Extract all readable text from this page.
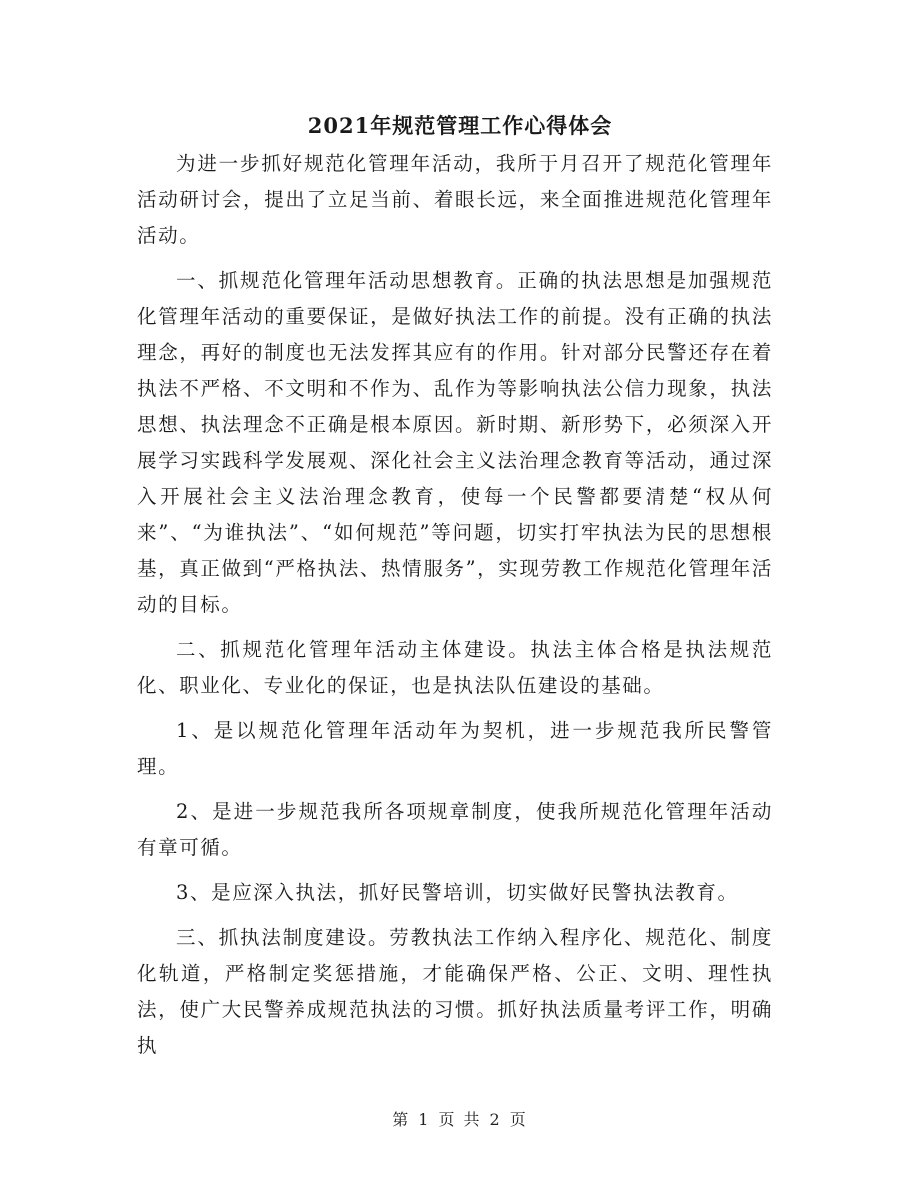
2021年规范管理工作心得体会

为进一步抓好规范化管理年活动，我所于月召开了规范化管理年活动研讨会，提出了立足当前、着眼长远，来全面推进规范化管理年活动。

一、抓规范化管理年活动思想教育。正确的执法思想是加强规范化管理年活动的重要保证，是做好执法工作的前提。没有正确的执法理念，再好的制度也无法发挥其应有的作用。针对部分民警还存在着执法不严格、不文明和不作为、乱作为等影响执法公信力现象，执法思想、执法理念不正确是根本原因。新时期、新形势下，必须深入开展学习实践科学发展观、深化社会主义法治理念教育等活动，通过深入开展社会主义法治理念教育，使每一个民警都要清楚“权从何来”、“为谁执法”、“如何规范”等问题，切实打牢执法为民的思想根基，真正做到“严格执法、热情服务”，实现劳教工作规范化管理年活动的目标。

二、抓规范化管理年活动主体建设。执法主体合格是执法规范化、职业化、专业化的保证，也是执法队伍建设的基础。

1、是以规范化管理年活动年为契机，进一步规范我所民警管理。

2、是进一步规范我所各项规章制度，使我所规范化管理年活动有章可循。

3、是应深入执法，抓好民警培训，切实做好民警执法教育。

三、抓执法制度建设。劳教执法工作纳入程序化、规范化、制度化轨道，严格制定奖惩措施，才能确保严格、公正、文明、理性执法，使广大民警养成规范执法的习惯。抓好执法质量考评工作，明确执

第 1 页 共 2 页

-----

Task description -> Make an exact copy of the records above, with the pictures left out.

Output of the task ->
Extract all readable text from this page.
2021年规范管理工作心得体会

为进一步抓好规范化管理年活动，我所于月召开了规范化管理年活动研讨会，提出了立足当前、着眼长远，来全面推进规范化管理年活动。

一、抓规范化管理年活动思想教育。正确的执法思想是加强规范化管理年活动的重要保证，是做好执法工作的前提。没有正确的执法理念，再好的制度也无法发挥其应有的作用。针对部分民警还存在着执法不严格、不文明和不作为、乱作为等影响执法公信力现象，执法思想、执法理念不正确是根本原因。新时期、新形势下，必须深入开展学习实践科学发展观、深化社会主义法治理念教育等活动，通过深入开展社会主义法治理念教育，使每一个民警都要清楚“权从何来”、“为谁执法”、“如何规范”等问题，切实打牢执法为民的思想根基，真正做到“严格执法、热情服务”，实现劳教工作规范化管理年活动的目标。

二、抓规范化管理年活动主体建设。执法主体合格是执法规范化、职业化、专业化的保证，也是执法队伍建设的基础。

1、是以规范化管理年活动年为契机，进一步规范我所民警管理。

2、是进一步规范我所各项规章制度，使我所规范化管理年活动有章可循。

3、是应深入执法，抓好民警培训，切实做好民警执法教育。

三、抓执法制度建设。劳教执法工作纳入程序化、规范化、制度化轨道，严格制定奖惩措施，才能确保严格、公正、文明、理性执法，使广大民警养成规范执法的习惯。抓好执法质量考评工作，明确执

第 1 页 共 2 页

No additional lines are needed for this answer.